Start Supplied information

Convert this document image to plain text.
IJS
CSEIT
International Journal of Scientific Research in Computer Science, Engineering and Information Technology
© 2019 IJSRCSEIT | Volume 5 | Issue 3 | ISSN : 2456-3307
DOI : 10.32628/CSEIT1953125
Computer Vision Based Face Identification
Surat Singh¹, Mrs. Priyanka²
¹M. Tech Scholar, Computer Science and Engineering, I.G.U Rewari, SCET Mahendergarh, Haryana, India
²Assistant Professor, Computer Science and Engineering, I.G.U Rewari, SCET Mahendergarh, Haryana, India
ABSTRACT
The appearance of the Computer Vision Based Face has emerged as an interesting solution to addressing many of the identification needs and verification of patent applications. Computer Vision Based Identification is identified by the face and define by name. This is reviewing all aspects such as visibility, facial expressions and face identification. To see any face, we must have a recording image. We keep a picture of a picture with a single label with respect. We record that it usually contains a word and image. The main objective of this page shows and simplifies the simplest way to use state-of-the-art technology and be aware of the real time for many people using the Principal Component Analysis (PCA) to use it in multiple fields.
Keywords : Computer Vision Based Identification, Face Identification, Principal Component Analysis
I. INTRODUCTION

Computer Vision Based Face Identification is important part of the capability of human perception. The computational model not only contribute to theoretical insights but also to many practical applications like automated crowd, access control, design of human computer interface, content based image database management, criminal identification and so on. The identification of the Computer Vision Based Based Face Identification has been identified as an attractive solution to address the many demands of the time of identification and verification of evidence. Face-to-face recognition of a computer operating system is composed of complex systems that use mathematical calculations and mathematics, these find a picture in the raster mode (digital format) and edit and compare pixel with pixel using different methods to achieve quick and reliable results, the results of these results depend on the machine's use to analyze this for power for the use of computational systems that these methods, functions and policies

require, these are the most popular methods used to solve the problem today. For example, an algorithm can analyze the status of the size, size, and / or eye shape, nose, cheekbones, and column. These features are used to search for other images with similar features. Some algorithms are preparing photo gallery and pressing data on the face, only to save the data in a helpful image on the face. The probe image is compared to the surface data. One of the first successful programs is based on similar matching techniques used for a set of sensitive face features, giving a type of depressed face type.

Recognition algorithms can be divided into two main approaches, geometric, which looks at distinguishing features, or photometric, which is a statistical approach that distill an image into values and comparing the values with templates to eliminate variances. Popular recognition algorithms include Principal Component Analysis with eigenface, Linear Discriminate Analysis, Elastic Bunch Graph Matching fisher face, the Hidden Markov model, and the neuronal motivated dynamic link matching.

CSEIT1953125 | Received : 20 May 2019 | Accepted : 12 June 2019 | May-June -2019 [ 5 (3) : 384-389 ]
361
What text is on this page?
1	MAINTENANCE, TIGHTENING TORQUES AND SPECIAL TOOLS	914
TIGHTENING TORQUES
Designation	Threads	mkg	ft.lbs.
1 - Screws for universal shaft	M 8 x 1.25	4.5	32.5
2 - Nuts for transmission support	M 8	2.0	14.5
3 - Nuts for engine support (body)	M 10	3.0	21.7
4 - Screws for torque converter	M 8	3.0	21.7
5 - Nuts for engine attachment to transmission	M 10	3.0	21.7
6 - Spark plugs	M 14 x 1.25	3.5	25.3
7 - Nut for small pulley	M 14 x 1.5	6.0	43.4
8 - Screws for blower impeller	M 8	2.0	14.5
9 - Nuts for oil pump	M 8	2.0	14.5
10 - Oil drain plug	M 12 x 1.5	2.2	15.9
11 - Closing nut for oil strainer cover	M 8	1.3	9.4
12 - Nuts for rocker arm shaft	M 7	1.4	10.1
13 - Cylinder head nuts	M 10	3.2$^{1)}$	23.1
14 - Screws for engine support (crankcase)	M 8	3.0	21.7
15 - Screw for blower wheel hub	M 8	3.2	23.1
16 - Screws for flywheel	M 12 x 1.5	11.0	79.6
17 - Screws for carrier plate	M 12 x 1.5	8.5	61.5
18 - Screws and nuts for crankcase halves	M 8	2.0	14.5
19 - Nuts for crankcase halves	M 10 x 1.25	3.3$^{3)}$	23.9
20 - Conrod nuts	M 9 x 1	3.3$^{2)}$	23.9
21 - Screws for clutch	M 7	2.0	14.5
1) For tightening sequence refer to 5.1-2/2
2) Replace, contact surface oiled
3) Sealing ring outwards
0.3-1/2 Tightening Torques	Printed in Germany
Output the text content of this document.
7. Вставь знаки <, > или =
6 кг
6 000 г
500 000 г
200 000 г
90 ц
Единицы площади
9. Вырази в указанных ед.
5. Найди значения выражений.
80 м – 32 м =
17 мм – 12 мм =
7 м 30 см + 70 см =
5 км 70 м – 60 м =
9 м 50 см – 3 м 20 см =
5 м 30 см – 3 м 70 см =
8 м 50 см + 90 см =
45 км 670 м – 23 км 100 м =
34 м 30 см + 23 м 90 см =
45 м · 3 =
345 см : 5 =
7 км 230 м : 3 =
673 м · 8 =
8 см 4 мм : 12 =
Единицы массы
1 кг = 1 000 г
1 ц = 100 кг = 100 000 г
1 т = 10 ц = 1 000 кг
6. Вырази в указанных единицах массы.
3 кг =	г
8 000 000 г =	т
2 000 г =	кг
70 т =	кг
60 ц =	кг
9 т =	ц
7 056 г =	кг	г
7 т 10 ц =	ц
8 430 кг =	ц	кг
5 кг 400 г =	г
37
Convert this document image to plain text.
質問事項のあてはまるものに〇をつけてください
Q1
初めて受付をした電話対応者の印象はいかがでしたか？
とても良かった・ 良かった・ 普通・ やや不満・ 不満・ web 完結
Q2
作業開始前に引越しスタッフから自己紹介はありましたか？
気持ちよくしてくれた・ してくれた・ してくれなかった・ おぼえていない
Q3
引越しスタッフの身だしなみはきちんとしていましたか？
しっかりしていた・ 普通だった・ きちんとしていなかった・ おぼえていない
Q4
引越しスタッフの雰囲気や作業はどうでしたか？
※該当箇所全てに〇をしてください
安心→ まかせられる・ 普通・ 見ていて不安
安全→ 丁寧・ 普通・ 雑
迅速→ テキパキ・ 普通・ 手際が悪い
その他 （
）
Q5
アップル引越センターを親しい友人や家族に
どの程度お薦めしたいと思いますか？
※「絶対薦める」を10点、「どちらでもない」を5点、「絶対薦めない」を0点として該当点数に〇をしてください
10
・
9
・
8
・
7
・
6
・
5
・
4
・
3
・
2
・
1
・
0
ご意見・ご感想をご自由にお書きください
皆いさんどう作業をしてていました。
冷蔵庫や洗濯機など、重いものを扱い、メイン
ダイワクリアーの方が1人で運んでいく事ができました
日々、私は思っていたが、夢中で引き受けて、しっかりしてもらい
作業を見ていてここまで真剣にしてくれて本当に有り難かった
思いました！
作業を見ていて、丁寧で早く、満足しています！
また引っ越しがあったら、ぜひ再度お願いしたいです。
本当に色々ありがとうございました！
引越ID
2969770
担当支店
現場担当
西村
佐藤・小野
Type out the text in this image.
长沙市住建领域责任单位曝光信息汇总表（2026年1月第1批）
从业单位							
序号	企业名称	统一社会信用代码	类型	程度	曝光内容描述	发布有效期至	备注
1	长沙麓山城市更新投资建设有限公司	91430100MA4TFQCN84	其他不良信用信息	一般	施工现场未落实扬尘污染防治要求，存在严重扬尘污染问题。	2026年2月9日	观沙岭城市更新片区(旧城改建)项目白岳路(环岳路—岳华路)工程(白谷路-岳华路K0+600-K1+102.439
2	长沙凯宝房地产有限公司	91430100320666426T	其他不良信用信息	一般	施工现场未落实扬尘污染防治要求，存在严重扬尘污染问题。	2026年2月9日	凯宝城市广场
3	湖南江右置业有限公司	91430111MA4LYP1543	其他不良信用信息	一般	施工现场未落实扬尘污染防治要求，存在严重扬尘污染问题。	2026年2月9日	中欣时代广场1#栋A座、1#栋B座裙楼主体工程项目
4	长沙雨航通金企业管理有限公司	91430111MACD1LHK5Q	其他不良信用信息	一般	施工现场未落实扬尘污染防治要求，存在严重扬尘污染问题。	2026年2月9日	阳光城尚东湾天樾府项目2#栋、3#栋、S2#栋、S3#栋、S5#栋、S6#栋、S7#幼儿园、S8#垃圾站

End Supplied information

> [Aim] Where a line holds "おぼえていない", copy that line.

> [Output of the exercise]
気持ちよくしてくれた・ してくれた・ してくれなかった・ おぼえていない
しっかりしていた・ 普通だった・ きちんとしていなかった・ おぼえていない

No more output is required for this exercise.